Collected data entries
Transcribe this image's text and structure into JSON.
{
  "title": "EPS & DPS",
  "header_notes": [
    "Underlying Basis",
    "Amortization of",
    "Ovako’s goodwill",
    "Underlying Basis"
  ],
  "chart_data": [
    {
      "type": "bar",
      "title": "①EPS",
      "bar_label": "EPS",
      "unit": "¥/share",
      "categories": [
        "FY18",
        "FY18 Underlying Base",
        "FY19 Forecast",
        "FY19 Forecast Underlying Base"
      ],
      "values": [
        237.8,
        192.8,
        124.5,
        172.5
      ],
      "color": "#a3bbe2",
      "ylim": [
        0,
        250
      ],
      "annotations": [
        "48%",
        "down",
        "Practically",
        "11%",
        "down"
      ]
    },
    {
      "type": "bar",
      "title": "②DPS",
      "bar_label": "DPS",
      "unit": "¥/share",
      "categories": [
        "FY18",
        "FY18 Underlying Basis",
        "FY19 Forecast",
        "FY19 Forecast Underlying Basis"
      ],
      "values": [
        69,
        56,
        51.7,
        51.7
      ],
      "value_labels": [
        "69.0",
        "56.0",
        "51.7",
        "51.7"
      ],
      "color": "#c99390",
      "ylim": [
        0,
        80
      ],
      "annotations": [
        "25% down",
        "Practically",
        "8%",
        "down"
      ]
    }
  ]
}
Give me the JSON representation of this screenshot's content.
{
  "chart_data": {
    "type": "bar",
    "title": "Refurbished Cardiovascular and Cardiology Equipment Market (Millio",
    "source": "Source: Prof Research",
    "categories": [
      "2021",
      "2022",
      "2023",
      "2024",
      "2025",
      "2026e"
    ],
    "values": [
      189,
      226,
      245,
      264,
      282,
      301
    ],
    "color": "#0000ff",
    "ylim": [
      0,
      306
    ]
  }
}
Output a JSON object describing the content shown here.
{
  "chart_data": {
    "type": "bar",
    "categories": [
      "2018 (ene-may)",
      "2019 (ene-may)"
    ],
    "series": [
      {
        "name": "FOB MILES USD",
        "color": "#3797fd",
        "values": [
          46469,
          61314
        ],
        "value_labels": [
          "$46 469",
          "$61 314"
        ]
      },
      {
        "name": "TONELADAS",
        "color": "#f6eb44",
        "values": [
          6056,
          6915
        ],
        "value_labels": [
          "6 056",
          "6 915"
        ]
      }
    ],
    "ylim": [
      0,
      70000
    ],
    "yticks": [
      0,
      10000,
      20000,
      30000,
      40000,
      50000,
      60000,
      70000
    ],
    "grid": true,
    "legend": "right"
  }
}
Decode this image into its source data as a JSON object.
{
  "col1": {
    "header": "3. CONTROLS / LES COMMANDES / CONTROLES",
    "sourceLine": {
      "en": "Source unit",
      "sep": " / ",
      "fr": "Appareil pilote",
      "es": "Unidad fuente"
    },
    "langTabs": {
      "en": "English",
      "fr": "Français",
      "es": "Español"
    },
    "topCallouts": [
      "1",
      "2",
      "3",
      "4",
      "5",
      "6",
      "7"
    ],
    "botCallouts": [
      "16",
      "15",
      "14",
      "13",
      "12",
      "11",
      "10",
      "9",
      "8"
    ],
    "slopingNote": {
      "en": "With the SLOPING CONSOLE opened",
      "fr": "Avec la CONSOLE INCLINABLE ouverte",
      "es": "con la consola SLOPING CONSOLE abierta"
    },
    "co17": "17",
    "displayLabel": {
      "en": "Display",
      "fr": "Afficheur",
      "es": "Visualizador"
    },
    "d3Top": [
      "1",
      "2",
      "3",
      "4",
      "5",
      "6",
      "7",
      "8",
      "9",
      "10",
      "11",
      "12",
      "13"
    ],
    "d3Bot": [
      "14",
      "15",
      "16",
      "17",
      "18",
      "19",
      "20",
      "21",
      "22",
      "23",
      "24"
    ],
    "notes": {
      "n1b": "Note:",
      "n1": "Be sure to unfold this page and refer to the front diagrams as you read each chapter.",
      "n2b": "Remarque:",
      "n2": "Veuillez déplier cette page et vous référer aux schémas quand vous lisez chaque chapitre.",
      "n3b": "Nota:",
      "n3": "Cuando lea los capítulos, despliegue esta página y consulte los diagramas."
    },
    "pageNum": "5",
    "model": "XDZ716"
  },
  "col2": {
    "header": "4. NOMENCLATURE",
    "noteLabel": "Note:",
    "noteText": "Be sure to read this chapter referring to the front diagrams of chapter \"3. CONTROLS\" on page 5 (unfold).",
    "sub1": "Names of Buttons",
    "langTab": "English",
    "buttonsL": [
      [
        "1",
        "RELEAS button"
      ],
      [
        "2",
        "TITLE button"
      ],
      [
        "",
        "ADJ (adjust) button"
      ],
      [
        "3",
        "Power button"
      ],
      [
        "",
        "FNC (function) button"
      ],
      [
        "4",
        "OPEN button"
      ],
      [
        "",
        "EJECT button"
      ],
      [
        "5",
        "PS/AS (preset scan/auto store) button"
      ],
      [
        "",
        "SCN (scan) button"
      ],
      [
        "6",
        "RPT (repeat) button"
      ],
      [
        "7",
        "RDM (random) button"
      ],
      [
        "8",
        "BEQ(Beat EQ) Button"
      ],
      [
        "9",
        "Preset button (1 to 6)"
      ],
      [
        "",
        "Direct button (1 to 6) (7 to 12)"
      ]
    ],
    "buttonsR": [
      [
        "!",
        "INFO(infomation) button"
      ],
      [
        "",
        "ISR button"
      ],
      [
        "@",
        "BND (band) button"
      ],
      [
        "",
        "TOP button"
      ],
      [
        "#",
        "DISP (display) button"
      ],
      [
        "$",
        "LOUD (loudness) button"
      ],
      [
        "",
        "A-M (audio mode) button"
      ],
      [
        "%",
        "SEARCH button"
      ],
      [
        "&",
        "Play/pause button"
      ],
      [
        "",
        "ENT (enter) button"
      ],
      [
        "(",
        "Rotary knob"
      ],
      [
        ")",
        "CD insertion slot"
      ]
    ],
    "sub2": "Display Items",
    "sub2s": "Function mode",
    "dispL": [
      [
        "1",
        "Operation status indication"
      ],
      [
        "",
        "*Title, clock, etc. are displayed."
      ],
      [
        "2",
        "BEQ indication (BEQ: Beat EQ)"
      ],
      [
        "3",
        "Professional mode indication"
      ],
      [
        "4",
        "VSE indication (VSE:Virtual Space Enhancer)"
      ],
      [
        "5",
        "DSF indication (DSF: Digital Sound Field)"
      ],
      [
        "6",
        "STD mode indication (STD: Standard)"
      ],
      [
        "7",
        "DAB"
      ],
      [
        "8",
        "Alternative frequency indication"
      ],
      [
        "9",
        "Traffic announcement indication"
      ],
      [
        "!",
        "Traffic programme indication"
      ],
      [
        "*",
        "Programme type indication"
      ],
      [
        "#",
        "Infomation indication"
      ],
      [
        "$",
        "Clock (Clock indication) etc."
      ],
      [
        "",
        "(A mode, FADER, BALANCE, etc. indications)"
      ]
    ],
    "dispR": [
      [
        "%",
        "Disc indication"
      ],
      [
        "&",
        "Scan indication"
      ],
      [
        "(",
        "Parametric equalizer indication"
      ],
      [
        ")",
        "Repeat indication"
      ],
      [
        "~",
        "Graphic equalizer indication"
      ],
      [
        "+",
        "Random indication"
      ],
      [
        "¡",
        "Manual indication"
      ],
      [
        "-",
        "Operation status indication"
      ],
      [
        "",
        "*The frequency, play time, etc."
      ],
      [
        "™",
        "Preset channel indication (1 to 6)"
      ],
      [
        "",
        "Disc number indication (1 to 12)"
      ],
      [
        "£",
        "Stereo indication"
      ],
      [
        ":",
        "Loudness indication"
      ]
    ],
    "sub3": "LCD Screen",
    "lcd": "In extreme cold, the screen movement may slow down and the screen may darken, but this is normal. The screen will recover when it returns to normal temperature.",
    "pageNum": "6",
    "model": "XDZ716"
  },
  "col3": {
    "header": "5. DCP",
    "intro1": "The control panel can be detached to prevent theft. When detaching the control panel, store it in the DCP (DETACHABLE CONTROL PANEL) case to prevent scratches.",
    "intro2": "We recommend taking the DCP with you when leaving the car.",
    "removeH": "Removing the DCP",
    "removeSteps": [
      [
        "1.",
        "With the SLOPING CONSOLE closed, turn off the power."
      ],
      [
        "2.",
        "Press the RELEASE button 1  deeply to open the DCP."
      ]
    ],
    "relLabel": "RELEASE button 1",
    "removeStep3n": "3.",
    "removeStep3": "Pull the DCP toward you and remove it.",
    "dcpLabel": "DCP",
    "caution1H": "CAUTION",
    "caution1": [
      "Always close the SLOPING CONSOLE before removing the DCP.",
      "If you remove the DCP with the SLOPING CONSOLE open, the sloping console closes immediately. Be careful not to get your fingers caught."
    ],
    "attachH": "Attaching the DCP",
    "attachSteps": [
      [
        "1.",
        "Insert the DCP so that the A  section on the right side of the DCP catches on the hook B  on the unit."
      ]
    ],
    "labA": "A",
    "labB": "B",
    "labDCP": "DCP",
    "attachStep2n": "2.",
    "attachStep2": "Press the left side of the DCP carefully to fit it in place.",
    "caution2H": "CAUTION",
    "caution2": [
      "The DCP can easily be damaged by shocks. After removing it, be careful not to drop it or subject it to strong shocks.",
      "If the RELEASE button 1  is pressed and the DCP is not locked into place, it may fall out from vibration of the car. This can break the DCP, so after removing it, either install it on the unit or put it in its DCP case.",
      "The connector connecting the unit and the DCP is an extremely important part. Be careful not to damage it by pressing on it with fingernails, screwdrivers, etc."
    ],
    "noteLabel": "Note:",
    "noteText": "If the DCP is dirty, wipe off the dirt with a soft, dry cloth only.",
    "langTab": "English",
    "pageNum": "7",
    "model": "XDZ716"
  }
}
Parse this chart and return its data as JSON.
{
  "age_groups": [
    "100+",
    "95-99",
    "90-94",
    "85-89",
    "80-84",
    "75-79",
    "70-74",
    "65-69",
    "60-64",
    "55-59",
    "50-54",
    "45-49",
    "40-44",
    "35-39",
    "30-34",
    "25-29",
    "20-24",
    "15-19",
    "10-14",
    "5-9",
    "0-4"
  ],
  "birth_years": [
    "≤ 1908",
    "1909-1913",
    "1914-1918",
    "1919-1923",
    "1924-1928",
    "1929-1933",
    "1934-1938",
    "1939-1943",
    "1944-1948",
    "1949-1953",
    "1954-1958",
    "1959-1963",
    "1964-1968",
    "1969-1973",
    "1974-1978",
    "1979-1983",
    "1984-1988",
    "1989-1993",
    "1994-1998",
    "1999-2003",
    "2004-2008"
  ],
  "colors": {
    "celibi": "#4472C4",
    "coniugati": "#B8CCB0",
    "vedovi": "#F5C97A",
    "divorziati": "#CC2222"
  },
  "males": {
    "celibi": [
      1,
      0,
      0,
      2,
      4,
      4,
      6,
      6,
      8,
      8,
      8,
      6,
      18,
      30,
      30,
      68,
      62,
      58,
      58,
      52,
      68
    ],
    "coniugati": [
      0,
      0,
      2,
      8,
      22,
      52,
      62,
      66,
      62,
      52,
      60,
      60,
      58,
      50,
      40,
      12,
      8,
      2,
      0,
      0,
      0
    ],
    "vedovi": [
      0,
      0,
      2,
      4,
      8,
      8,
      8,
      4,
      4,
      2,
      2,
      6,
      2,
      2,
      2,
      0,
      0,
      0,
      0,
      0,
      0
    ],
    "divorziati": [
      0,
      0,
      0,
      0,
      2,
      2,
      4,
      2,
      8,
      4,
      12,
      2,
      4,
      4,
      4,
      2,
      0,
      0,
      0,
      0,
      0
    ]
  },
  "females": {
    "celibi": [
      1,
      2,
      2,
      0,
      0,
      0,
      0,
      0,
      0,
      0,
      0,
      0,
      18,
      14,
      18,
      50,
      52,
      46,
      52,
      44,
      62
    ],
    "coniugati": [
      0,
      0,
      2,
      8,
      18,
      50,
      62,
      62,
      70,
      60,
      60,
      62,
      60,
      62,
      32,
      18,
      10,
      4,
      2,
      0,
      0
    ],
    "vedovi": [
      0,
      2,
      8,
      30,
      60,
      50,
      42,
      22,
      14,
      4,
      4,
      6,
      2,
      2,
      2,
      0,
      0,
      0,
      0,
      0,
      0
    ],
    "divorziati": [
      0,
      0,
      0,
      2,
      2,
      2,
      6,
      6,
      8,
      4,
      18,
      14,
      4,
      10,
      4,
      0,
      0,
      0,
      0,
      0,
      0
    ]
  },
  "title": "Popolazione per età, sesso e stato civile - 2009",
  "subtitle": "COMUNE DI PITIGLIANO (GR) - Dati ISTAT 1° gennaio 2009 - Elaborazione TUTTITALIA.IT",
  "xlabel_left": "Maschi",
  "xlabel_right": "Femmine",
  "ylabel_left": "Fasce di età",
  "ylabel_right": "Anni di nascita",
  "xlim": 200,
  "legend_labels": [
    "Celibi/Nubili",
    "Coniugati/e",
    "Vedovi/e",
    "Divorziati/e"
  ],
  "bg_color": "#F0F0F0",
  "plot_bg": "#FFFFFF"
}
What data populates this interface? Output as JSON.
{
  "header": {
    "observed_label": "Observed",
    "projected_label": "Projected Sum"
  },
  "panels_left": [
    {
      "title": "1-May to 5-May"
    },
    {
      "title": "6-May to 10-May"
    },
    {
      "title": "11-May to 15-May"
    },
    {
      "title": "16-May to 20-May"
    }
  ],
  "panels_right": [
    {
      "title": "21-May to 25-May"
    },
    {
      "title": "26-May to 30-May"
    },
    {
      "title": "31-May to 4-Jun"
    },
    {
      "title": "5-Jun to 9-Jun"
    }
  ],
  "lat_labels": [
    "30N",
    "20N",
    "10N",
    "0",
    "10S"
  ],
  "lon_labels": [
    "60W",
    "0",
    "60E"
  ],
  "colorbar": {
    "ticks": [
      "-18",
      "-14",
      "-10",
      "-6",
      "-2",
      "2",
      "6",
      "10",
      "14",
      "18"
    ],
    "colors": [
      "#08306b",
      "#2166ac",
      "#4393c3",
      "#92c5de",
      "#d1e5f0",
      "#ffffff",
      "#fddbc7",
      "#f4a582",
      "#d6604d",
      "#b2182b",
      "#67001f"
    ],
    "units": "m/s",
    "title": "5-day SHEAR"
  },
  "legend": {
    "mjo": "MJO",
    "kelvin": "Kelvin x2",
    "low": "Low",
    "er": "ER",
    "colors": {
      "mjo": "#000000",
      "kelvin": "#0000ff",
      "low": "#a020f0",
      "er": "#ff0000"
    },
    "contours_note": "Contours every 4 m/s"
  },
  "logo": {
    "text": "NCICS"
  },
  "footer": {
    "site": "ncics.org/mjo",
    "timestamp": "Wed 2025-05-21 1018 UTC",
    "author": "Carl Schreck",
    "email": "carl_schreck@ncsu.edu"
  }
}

• Your goal: Only the number is wanted: how many lines above include the word "case"?

• Task result: 2